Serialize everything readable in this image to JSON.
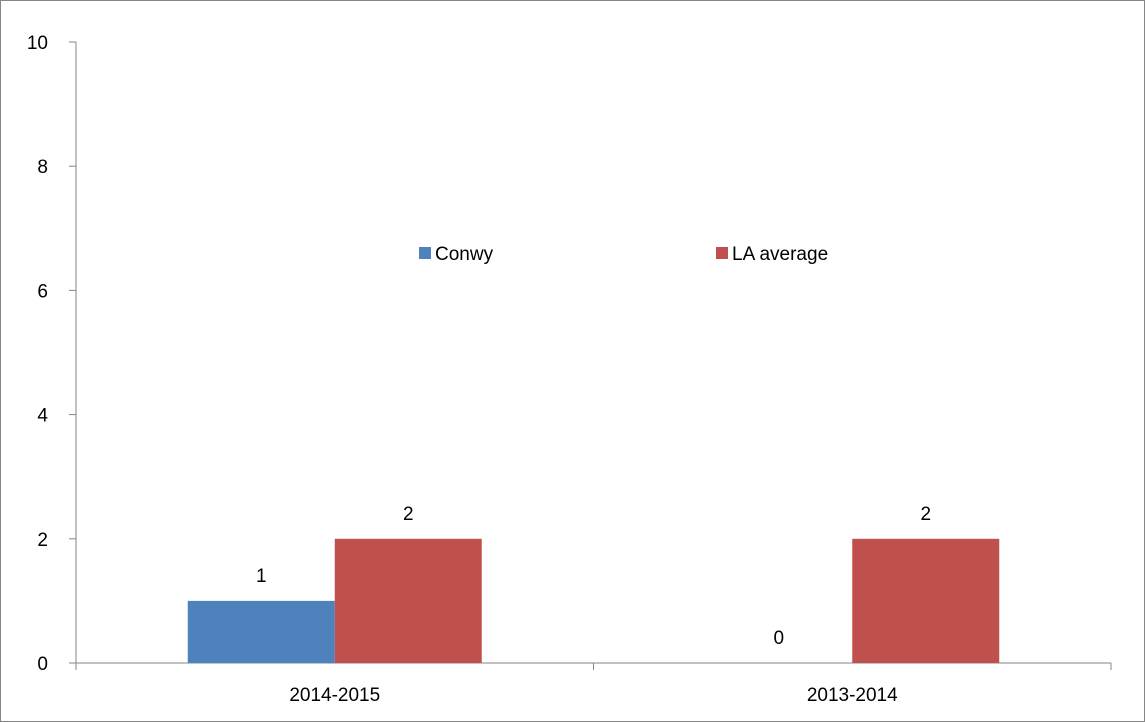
{
  "chart_data": {
    "type": "bar",
    "title": "",
    "xlabel": "",
    "ylabel": "",
    "categories": [
      "2014-2015",
      "2013-2014"
    ],
    "series": [
      {
        "name": "Conwy",
        "values": [
          1,
          0
        ],
        "color": "#4F81BD"
      },
      {
        "name": "LA average",
        "values": [
          2,
          2
        ],
        "color": "#C0504D"
      }
    ],
    "data_labels": [
      [
        "1",
        "0"
      ],
      [
        "2",
        "2"
      ]
    ],
    "ylim": [
      0,
      10
    ],
    "yticks": [
      0,
      2,
      4,
      6,
      8,
      10
    ],
    "grid": false,
    "legend_position": "inside-top-center"
  }
}
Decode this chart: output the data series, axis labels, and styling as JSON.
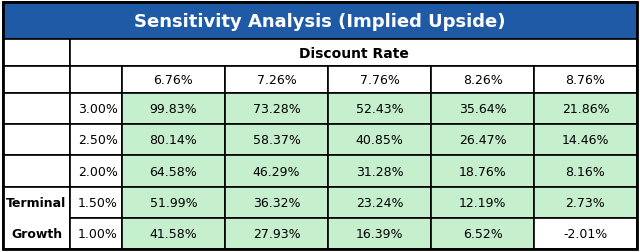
{
  "title": "Sensitivity Analysis (Implied Upside)",
  "title_bg": "#1F5AA6",
  "title_color": "#FFFFFF",
  "header_label": "Discount Rate",
  "col_headers": [
    "6.76%",
    "7.26%",
    "7.76%",
    "8.26%",
    "8.76%"
  ],
  "row_headers": [
    "3.00%",
    "2.50%",
    "2.00%",
    "1.50%",
    "1.00%"
  ],
  "side_label_line1": "Terminal",
  "side_label_line2": "Growth",
  "data": [
    [
      "99.83%",
      "73.28%",
      "52.43%",
      "35.64%",
      "21.86%"
    ],
    [
      "80.14%",
      "58.37%",
      "40.85%",
      "26.47%",
      "14.46%"
    ],
    [
      "64.58%",
      "46.29%",
      "31.28%",
      "18.76%",
      "8.16%"
    ],
    [
      "51.99%",
      "36.32%",
      "23.24%",
      "12.19%",
      "2.73%"
    ],
    [
      "41.58%",
      "27.93%",
      "16.39%",
      "6.52%",
      "-2.01%"
    ]
  ],
  "cell_bg_green": "#C6EFCE",
  "cell_bg_white": "#FFFFFF",
  "title_fontsize": 13,
  "body_fontsize": 9,
  "header_fontsize": 10
}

> **Given instruction**
Go through the entries and return each line where the word "series" appears.

> **Complete answer**
    "series": [
Decode this chart: output the data series, axis labels, and styling as JSON.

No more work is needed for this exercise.